From the entries below, work out the number of lines that hold the word "Voltage", and give that number alone.
════════
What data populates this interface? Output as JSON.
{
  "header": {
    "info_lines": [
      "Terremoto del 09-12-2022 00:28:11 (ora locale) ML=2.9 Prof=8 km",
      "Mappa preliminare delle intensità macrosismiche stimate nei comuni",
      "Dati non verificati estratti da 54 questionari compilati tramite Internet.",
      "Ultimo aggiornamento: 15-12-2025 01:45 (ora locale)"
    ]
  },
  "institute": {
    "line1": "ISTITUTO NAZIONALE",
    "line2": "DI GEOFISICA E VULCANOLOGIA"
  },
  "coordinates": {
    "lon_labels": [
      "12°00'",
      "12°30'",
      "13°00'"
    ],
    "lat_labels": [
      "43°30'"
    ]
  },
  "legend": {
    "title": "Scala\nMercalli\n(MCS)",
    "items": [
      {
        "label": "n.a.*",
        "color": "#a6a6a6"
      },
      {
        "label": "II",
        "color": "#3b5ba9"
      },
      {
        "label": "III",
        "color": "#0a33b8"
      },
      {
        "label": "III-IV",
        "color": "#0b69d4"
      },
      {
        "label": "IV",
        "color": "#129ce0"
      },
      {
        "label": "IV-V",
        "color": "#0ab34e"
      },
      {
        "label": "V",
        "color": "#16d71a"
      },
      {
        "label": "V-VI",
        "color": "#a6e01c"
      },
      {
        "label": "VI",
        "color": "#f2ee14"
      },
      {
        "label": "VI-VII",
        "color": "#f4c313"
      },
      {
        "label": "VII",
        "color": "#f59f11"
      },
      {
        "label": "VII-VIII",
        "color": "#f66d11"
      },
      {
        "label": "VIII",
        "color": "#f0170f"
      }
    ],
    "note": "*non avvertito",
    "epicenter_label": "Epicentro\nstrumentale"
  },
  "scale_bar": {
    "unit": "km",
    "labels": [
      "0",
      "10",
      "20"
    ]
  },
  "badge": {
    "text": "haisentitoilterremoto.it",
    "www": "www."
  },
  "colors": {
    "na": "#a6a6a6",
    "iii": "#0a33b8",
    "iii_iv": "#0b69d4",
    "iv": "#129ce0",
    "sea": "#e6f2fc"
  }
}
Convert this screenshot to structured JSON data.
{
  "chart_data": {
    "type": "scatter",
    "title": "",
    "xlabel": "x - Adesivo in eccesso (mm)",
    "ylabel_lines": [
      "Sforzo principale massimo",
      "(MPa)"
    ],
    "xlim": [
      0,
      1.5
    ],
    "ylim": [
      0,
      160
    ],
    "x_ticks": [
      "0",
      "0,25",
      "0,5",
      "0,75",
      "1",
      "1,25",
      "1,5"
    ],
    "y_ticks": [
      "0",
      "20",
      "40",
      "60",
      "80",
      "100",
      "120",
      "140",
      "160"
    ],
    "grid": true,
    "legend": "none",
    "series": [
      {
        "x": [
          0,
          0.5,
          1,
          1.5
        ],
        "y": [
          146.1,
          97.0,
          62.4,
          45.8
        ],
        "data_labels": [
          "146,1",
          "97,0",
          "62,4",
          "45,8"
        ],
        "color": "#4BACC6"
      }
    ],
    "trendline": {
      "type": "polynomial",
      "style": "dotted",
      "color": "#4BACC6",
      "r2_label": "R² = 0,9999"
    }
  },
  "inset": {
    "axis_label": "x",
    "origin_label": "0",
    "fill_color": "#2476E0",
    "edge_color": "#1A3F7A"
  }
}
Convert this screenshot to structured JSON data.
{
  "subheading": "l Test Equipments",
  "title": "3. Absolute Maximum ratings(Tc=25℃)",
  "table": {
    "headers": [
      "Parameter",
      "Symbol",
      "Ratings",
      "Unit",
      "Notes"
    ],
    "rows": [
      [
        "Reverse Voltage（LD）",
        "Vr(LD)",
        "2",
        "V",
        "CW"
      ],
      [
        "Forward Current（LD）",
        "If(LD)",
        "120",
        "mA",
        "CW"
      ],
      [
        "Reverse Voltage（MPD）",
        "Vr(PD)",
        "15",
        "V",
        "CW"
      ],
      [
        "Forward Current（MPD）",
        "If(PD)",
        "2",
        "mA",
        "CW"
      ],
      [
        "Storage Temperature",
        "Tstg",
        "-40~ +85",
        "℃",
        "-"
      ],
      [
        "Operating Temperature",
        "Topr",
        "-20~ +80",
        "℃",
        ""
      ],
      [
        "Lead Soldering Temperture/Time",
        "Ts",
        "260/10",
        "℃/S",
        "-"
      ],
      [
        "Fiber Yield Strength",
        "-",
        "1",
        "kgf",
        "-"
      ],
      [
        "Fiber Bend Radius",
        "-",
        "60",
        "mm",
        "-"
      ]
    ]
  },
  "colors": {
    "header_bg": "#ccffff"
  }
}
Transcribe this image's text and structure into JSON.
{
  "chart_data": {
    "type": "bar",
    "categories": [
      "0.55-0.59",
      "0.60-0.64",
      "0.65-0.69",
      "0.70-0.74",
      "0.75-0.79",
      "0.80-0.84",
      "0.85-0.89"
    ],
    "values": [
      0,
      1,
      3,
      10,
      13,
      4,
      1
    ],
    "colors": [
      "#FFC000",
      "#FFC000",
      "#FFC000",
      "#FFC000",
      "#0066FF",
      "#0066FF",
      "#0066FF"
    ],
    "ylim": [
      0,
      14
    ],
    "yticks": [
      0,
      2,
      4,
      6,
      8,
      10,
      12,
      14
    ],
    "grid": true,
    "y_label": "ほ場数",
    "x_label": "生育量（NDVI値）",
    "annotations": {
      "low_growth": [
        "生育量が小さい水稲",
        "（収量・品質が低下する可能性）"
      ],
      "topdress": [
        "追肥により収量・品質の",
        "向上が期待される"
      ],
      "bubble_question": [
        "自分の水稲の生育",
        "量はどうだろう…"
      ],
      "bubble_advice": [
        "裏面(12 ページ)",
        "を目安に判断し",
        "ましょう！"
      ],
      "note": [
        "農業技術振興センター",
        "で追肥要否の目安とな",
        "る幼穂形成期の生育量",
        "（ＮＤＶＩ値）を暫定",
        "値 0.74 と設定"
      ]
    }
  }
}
════════
## Written solution
2